> [What you need to do]: Please write out the complete listing that follows, exactly as it reads.

— start Material to process —

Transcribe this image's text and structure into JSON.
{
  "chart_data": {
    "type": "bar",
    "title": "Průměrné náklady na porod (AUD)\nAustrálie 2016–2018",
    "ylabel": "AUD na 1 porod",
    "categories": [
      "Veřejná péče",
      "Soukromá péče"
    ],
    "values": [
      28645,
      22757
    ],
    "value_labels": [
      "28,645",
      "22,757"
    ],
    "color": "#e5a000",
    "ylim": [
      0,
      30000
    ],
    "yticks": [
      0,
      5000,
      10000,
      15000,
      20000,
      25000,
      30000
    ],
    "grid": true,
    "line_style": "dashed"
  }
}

— end Material to process —

> [Answer to this problem]:
Transcribe this image's text and structure into JSON.
{
  "chart_data": {
    "type": "bar",
    "title": "Průměrné náklady na porod (AUD)\nAustrálie 2016–2018",
    "ylabel": "AUD na 1 porod",
    "categories": [
      "Veřejná péče",
      "Soukromá péče"
    ],
    "values": [
      28645,
      22757
    ],
    "value_labels": [
      "28,645",
      "22,757"
    ],
    "color": "#e5a000",
    "ylim": [
      0,
      30000
    ],
    "yticks": [
      0,
      5000,
      10000,
      15000,
      20000,
      25000,
      30000
    ],
    "grid": true,
    "line_style": "dashed"
  }
}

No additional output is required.